## INSTRUCTIONS FOR THE TASK
Copy the data below exactly.

- - - - -

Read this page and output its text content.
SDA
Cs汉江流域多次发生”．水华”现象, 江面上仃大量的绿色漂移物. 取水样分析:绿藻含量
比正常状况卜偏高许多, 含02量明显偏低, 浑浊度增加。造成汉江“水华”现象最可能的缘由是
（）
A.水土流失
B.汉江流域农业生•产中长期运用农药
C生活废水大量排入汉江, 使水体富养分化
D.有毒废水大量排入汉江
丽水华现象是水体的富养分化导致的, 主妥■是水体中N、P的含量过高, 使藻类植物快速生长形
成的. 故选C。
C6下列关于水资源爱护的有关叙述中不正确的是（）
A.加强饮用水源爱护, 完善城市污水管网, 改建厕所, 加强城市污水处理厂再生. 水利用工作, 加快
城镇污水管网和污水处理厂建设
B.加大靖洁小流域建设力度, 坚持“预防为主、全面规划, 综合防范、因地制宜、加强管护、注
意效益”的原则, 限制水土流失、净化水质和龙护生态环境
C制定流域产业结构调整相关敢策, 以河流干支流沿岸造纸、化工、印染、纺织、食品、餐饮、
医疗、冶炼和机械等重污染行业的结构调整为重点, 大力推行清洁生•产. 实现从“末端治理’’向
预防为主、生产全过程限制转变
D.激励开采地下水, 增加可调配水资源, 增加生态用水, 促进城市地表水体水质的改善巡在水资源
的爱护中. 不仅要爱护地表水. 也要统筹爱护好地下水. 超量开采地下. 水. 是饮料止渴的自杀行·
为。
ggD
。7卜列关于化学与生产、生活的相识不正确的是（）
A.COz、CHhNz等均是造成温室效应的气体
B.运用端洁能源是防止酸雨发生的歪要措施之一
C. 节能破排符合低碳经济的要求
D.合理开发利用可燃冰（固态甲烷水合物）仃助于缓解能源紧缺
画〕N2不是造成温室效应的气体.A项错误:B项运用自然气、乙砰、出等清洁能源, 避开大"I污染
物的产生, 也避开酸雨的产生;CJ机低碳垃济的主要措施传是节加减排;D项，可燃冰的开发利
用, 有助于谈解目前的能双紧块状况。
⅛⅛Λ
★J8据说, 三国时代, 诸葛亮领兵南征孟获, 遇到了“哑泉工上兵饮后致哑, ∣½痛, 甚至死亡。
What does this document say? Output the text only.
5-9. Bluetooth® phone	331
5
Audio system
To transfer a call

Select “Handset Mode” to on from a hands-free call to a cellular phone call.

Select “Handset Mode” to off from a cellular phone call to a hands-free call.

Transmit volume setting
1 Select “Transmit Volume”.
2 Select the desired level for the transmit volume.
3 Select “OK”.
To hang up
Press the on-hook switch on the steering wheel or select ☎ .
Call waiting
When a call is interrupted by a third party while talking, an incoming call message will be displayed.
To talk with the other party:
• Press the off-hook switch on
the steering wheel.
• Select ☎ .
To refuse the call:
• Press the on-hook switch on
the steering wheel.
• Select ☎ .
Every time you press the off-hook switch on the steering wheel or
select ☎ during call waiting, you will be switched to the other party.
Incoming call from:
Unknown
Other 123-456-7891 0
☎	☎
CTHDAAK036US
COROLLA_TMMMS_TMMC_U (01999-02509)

- - - - -

## FULL OUTPUT
Read this page and output its text content.
SDA
Cs汉江流域多次发生”．水华”现象, 江面上仃大量的绿色漂移物. 取水样分析:绿藻含量
比正常状况卜偏高许多, 含02量明显偏低, 浑浊度增加。造成汉江“水华”现象最可能的缘由是
（）
A.水土流失
B.汉江流域农业生•产中长期运用农药
C生活废水大量排入汉江, 使水体富养分化
D.有毒废水大量排入汉江
丽水华现象是水体的富养分化导致的, 主妥■是水体中N、P的含量过高, 使藻类植物快速生长形
成的. 故选C。
C6下列关于水资源爱护的有关叙述中不正确的是（）
A.加强饮用水源爱护, 完善城市污水管网, 改建厕所, 加强城市污水处理厂再生. 水利用工作, 加快
城镇污水管网和污水处理厂建设
B.加大靖洁小流域建设力度, 坚持“预防为主、全面规划, 综合防范、因地制宜、加强管护、注
意效益”的原则, 限制水土流失、净化水质和龙护生态环境
C制定流域产业结构调整相关敢策, 以河流干支流沿岸造纸、化工、印染、纺织、食品、餐饮、
医疗、冶炼和机械等重污染行业的结构调整为重点, 大力推行清洁生•产. 实现从“末端治理’’向
预防为主、生产全过程限制转变
D.激励开采地下水, 增加可调配水资源, 增加生态用水, 促进城市地表水体水质的改善巡在水资源
的爱护中. 不仅要爱护地表水. 也要统筹爱护好地下水. 超量开采地下. 水. 是饮料止渴的自杀行·
为。
ggD
。7卜列关于化学与生产、生活的相识不正确的是（）
A.COz、CHhNz等均是造成温室效应的气体
B.运用端洁能源是防止酸雨发生的歪要措施之一
C. 节能破排符合低碳经济的要求
D.合理开发利用可燃冰（固态甲烷水合物）仃助于缓解能源紧缺
画〕N2不是造成温室效应的气体.A项错误:B项运用自然气、乙砰、出等清洁能源, 避开大"I污染
物的产生, 也避开酸雨的产生;CJ机低碳垃济的主要措施传是节加减排;D项，可燃冰的开发利
用, 有助于谈解目前的能双紧块状况。
⅛⅛Λ
★J8据说, 三国时代, 诸葛亮领兵南征孟获, 遇到了“哑泉工上兵饮后致哑, ∣½痛, 甚至死亡。
What does this document say? Output the text only.
5-9. Bluetooth® phone	331
5
Audio system
To transfer a call

Select “Handset Mode” to on from a hands-free call to a cellular phone call.

Select “Handset Mode” to off from a cellular phone call to a hands-free call.

Transmit volume setting
1 Select “Transmit Volume”.
2 Select the desired level for the transmit volume.
3 Select “OK”.
To hang up
Press the on-hook switch on the steering wheel or select ☎ .
Call waiting
When a call is interrupted by a third party while talking, an incoming call message will be displayed.
To talk with the other party:
• Press the off-hook switch on
the steering wheel.
• Select ☎ .
To refuse the call:
• Press the on-hook switch on
the steering wheel.
• Select ☎ .
Every time you press the off-hook switch on the steering wheel or
select ☎ during call waiting, you will be switched to the other party.
Incoming call from:
Unknown
Other 123-456-7891 0
☎	☎
CTHDAAK036US
COROLLA_TMMMS_TMMC_U (01999-02509)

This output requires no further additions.